What the task asks:
Show all lines holding the string "AbstractChannelHandlerContext".
-- Start of Provided information --
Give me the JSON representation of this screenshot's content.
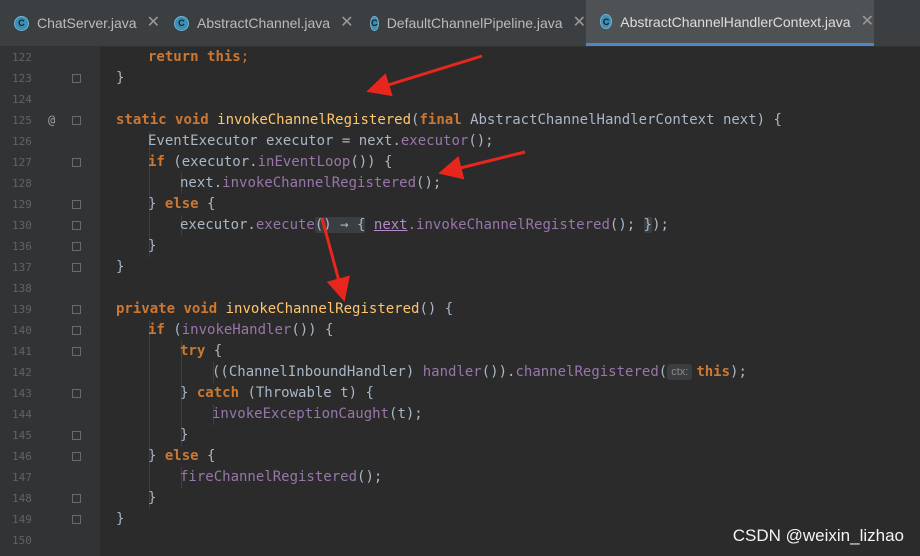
{
  "tabs": [
    {
      "label": "ChatServer.java",
      "icon": "java-class-run-icon",
      "active": false
    },
    {
      "label": "AbstractChannel.java",
      "icon": "java-class-icon",
      "active": false
    },
    {
      "label": "DefaultChannelPipeline.java",
      "icon": "java-class-icon",
      "active": false
    },
    {
      "label": "AbstractChannelHandlerContext.java",
      "icon": "java-class-icon",
      "active": true
    }
  ],
  "tab_close_glyph": "✕",
  "line_numbers": [
    "122",
    "123",
    "124",
    "125",
    "126",
    "127",
    "128",
    "129",
    "130",
    "136",
    "137",
    "138",
    "139",
    "140",
    "141",
    "142",
    "143",
    "144",
    "145",
    "146",
    "147",
    "148",
    "149",
    "150"
  ],
  "gutter_override_marker": "@",
  "code": {
    "l122": {
      "kw": "return",
      "this": "this",
      "end": ";"
    },
    "l123": {
      "text": "}"
    },
    "l125": {
      "static": "static",
      "void": "void",
      "name": "invokeChannelRegistered",
      "paren_open": "(",
      "final": "final",
      "type": "AbstractChannelHandlerContext",
      "param": "next",
      "paren_close": ")",
      "brace": "{"
    },
    "l126": {
      "type": "EventExecutor",
      "rest": "executor = next.",
      "call": "executor",
      "end": "();"
    },
    "l127": {
      "kw": "if",
      "open": "(executor.",
      "call": "inEventLoop",
      "end": "()) {"
    },
    "l128": {
      "prefix": "next.",
      "call": "invokeChannelRegistered",
      "end": "();"
    },
    "l129": {
      "pre": "} ",
      "kw": "else",
      "post": " {"
    },
    "l130": {
      "prefix": "executor.",
      "call": "execute",
      "collapsed": "() → {",
      "next": "next",
      "mid": ".invokeChannelRegistered",
      "paren": "();",
      "collapsed_end": "}",
      "end": ");"
    },
    "l136": {
      "text": "}"
    },
    "l137": {
      "text": "}"
    },
    "l139": {
      "private": "private",
      "void": "void",
      "name": "invokeChannelRegistered",
      "end": "() {"
    },
    "l140": {
      "kw": "if",
      "open": "(",
      "call": "invokeHandler",
      "end": "()) {"
    },
    "l141": {
      "kw": "try",
      "end": " {"
    },
    "l142": {
      "open": "((",
      "type": "ChannelInboundHandler",
      "mid": ") ",
      "call": "handler",
      "mid2": "()).",
      "call2": "channelRegistered",
      "paren": "(",
      "hint": "ctx:",
      "this": "this",
      "end": ");"
    },
    "l143": {
      "pre": "} ",
      "kw": "catch",
      "open": " (",
      "type": "Throwable",
      "param": " t) {"
    },
    "l144": {
      "call": "invokeExceptionCaught",
      "end": "(t);"
    },
    "l145": {
      "text": "}"
    },
    "l146": {
      "pre": "} ",
      "kw": "else",
      "post": " {"
    },
    "l147": {
      "call": "fireChannelRegistered",
      "end": "();"
    },
    "l148": {
      "text": "}"
    },
    "l149": {
      "text": "}"
    }
  },
  "watermark": "CSDN @weixin_lizhao",
  "colors": {
    "accent_tab_underline": "#4a88c7",
    "arrow": "#e8261d",
    "keyword": "#cc7832",
    "method": "#ffc66d",
    "field": "#9876aa"
  }
}
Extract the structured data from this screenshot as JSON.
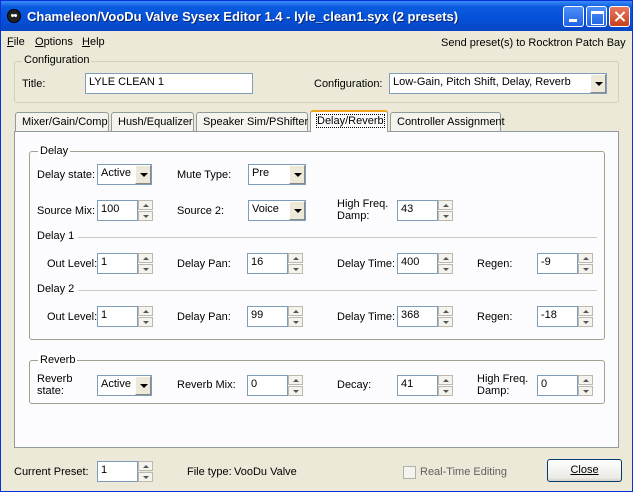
{
  "window": {
    "title": "Chameleon/VooDu Valve Sysex Editor 1.4 - lyle_clean1.syx (2 presets)"
  },
  "menu": {
    "file": "File",
    "options": "Options",
    "help": "Help",
    "send": "Send preset(s) to Rocktron Patch Bay"
  },
  "config": {
    "legend": "Configuration",
    "title_label": "Title:",
    "title_value": "LYLE CLEAN 1",
    "configuration_label": "Configuration:",
    "configuration_value": "Low-Gain, Pitch Shift, Delay, Reverb"
  },
  "tabs": [
    "Mixer/Gain/Comp",
    "Hush/Equalizer",
    "Speaker Sim/PShifter",
    "Delay/Reverb",
    "Controller Assignment"
  ],
  "active_tab": "Delay/Reverb",
  "delay": {
    "legend": "Delay",
    "state_label": "Delay state:",
    "state_value": "Active",
    "mute_label": "Mute Type:",
    "mute_value": "Pre",
    "source_mix_label": "Source Mix:",
    "source_mix_value": "100",
    "source2_label": "Source 2:",
    "source2_value": "Voice",
    "hfd_label": "High Freq. Damp:",
    "hfd_value": "43",
    "delay1": {
      "heading": "Delay 1",
      "out_label": "Out Level:",
      "out_value": "1",
      "pan_label": "Delay Pan:",
      "pan_value": "16",
      "time_label": "Delay Time:",
      "time_value": "400",
      "regen_label": "Regen:",
      "regen_value": "-9"
    },
    "delay2": {
      "heading": "Delay 2",
      "out_label": "Out Level:",
      "out_value": "1",
      "pan_label": "Delay Pan:",
      "pan_value": "99",
      "time_label": "Delay Time:",
      "time_value": "368",
      "regen_label": "Regen:",
      "regen_value": "-18"
    }
  },
  "reverb": {
    "legend": "Reverb",
    "state_label": "Reverb state:",
    "state_value": "Active",
    "mix_label": "Reverb Mix:",
    "mix_value": "0",
    "decay_label": "Decay:",
    "decay_value": "41",
    "hfd_label": "High Freq. Damp:",
    "hfd_value": "0"
  },
  "footer": {
    "current_preset_label": "Current Preset:",
    "current_preset_value": "1",
    "file_type_label": "File type:",
    "file_type_value": "VooDu Valve",
    "realtime_label": "Real-Time Editing",
    "realtime_checked": false,
    "close_label": "Close"
  }
}
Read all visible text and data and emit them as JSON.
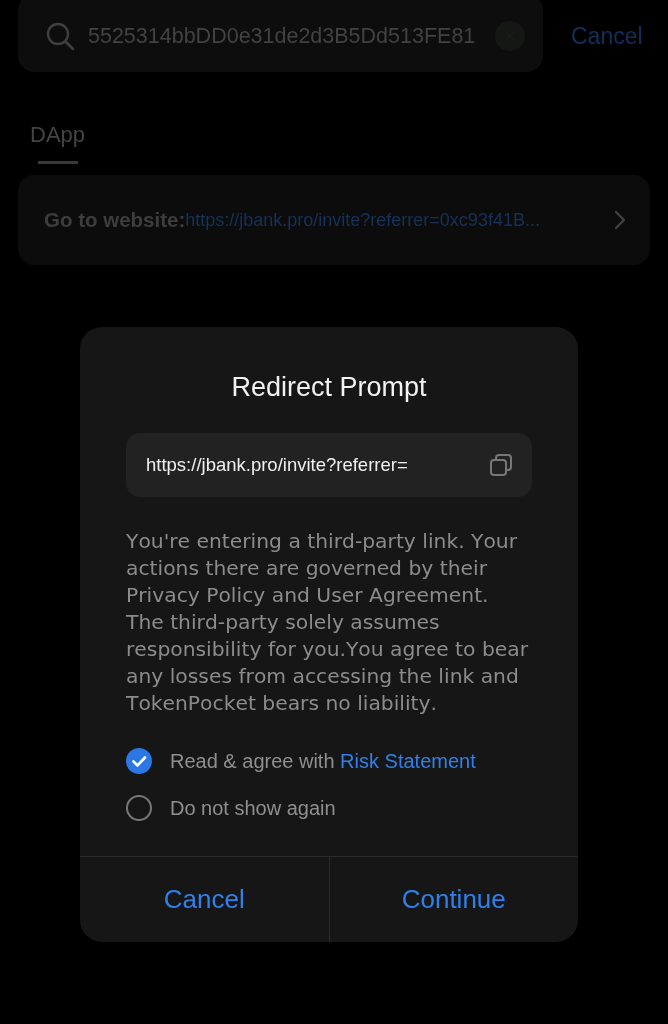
{
  "search": {
    "value": "5525314bbDD0e31de2d3B5Dd513FE81",
    "cancel": "Cancel"
  },
  "tabs": [
    {
      "label": "DApp",
      "selected": true
    }
  ],
  "result": {
    "label": "Go to website:",
    "url": "https://jbank.pro/invite?referrer=0xc93f41B..."
  },
  "dialog": {
    "title": "Redirect Prompt",
    "url": "https://jbank.pro/invite?referrer=",
    "message": "You're entering a third-party link. Your actions there are governed by their Privacy Policy and User Agreement. The third-party solely assumes responsibility for you.You agree to bear any losses from accessing the link and TokenPocket bears no liability.",
    "options": [
      {
        "text": "Read & agree with",
        "link": "Risk Statement",
        "checked": true
      },
      {
        "text": "Do not show again",
        "checked": false
      }
    ],
    "buttons": [
      "Cancel",
      "Continue"
    ]
  }
}
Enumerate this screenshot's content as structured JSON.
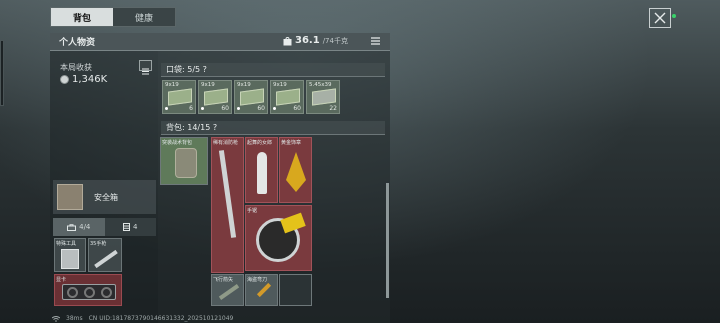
{
  "tabs": [
    {
      "label": "背包"
    },
    {
      "label": "健康"
    }
  ],
  "header": {
    "title": "个人物资",
    "weight_value": "36.1",
    "weight_max": "/74千克"
  },
  "left": {
    "earnings_label": "本局收获",
    "earnings_value": "1,346K",
    "safe_label": "安全箱",
    "subtabs": [
      {
        "label": "4/4",
        "icon": "toolbox-icon"
      },
      {
        "label": "4",
        "icon": "cabinet-icon"
      }
    ],
    "storage_items": [
      {
        "label": "特殊工具"
      },
      {
        "label": "35手枪"
      },
      {
        "label": "显卡"
      }
    ]
  },
  "pockets": {
    "label": "口袋: 5/5 ?",
    "ammo": [
      {
        "caliber": "9x19",
        "count": "6"
      },
      {
        "caliber": "9x19",
        "count": "60"
      },
      {
        "caliber": "9x19",
        "count": "60"
      },
      {
        "caliber": "9x19",
        "count": "60"
      },
      {
        "caliber": "5.45x39",
        "count": "22"
      }
    ]
  },
  "backpack": {
    "label": "背包: 14/15 ?",
    "items": [
      {
        "label": "突袭战术背包"
      },
      {
        "label": "稀有消防枪"
      },
      {
        "label": "起舞的女郎"
      },
      {
        "label": "黄金饰章"
      },
      {
        "label": "手锯"
      },
      {
        "label": "飞行箭矢"
      },
      {
        "label": "海盗弯刀"
      }
    ]
  },
  "status": {
    "ping": "38ms",
    "uid": "CN UID:1817873790146631332_202510121049"
  },
  "colors": {
    "accent_green": "#39d36a",
    "rare_red": "#7a3a3e",
    "gear_green": "#5f7a5a"
  }
}
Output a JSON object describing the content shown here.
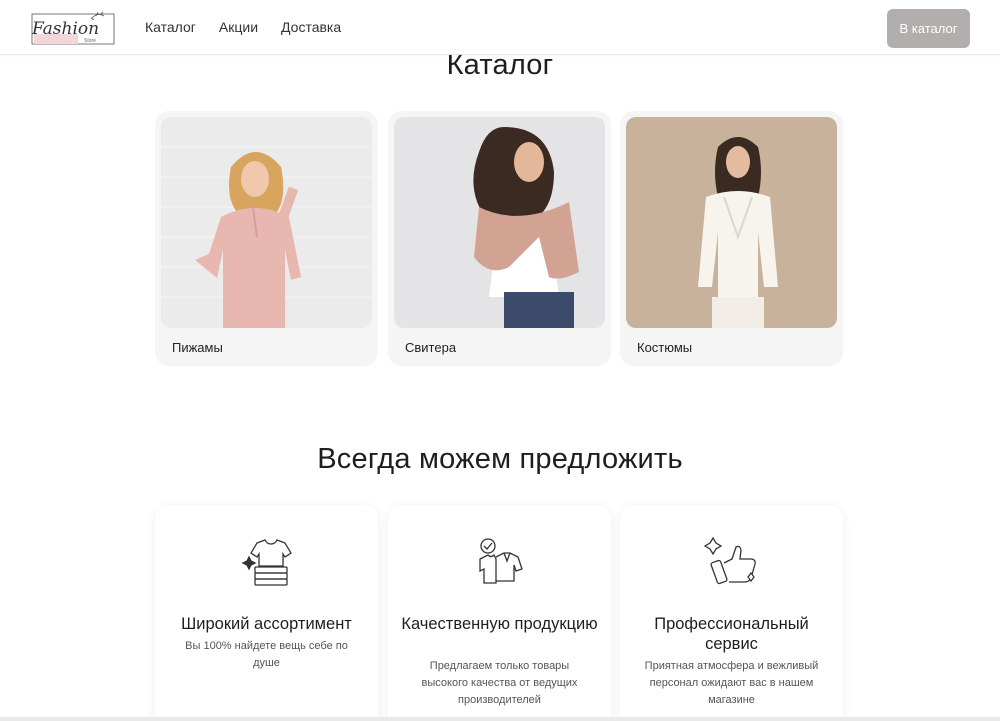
{
  "header": {
    "logo": {
      "text": "Fashion",
      "sub": "Store",
      "icon": "fashion-store-logo"
    },
    "nav": [
      "Каталог",
      "Акции",
      "Доставка"
    ],
    "cta_label": "В каталог",
    "cta_color": "#b3aeae"
  },
  "catalog": {
    "title": "Каталог",
    "items": [
      {
        "label": "Пижамы",
        "image": "woman-in-pink-pajamas"
      },
      {
        "label": "Свитера",
        "image": "woman-in-knit-sweater"
      },
      {
        "label": "Костюмы",
        "image": "woman-in-white-suit"
      }
    ]
  },
  "offer": {
    "title": "Всегда можем предложить",
    "items": [
      {
        "title": "Широкий ассортимент",
        "desc": "Вы 100% найдете вещь себе по душе",
        "icon": "clothes-stack-icon"
      },
      {
        "title": "Качественную продукцию",
        "desc": "Предлагаем только товары высокого качества от ведущих производителей",
        "icon": "quality-shirt-icon"
      },
      {
        "title": "Профессиональный сервис",
        "desc": "Приятная атмосфера и вежливый персонал ожидают вас в нашем магазине",
        "icon": "thumbs-up-icon"
      }
    ]
  }
}
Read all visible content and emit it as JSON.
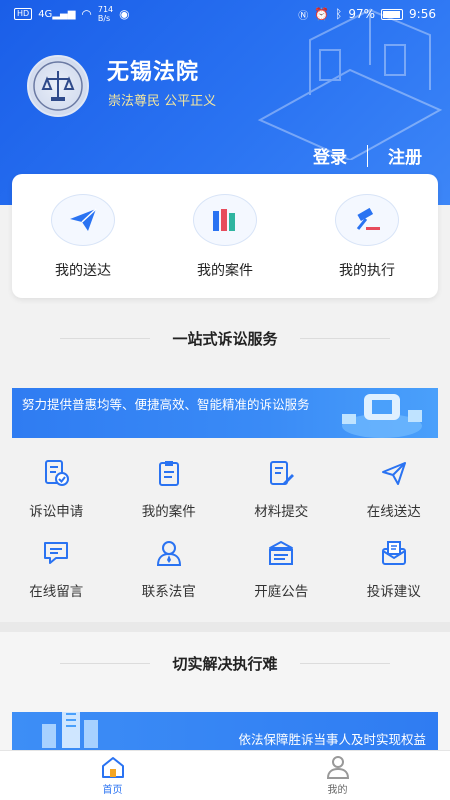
-- End of Provided information --
Output of the exercise:
      "label": "AbstractChannelHandlerContext.java",
      "type": "AbstractChannelHandlerContext",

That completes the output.